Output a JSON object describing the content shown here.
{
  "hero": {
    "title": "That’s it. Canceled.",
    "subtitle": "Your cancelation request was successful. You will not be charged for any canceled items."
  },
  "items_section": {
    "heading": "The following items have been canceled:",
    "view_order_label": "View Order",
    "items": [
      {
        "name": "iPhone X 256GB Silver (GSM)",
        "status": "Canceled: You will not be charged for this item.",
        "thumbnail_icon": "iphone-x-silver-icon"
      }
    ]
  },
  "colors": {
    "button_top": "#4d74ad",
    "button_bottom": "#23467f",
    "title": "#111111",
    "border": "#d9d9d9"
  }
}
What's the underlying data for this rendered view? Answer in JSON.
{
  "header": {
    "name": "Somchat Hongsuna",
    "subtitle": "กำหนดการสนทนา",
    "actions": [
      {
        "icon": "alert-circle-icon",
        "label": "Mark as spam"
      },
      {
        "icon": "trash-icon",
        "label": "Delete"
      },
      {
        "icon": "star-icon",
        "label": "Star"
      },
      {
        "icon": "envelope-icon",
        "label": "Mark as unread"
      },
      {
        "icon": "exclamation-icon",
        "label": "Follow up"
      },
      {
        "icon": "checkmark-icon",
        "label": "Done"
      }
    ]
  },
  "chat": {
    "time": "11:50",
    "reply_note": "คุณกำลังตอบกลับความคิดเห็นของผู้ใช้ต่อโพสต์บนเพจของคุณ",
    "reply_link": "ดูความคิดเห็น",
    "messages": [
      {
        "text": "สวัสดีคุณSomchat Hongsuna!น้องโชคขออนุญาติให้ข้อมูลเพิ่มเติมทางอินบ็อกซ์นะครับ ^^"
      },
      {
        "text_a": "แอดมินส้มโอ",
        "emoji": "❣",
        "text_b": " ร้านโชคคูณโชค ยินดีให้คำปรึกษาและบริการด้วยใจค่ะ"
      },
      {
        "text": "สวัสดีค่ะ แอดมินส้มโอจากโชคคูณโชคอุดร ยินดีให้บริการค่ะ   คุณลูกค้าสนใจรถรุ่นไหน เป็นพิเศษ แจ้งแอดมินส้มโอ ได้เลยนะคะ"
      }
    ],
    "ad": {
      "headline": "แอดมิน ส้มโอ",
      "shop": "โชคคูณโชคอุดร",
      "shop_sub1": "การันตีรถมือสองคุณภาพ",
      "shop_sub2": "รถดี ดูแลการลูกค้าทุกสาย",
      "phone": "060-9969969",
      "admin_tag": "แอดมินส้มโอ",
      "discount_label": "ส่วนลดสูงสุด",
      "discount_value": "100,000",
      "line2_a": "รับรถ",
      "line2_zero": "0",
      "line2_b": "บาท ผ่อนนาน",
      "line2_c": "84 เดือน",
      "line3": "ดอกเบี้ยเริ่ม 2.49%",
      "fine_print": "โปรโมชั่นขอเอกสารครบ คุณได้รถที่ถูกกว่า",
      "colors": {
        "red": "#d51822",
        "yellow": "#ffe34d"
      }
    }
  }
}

──────────────────────────────

PROBLEM
Within the listing above, copy each line that has the string "subtitle".

OUTPUT OF THE TASK
    "subtitle": "Your cancelation request was successful. You will not be charged for any canceled items."
    "subtitle": "กำหนดการสนทนา",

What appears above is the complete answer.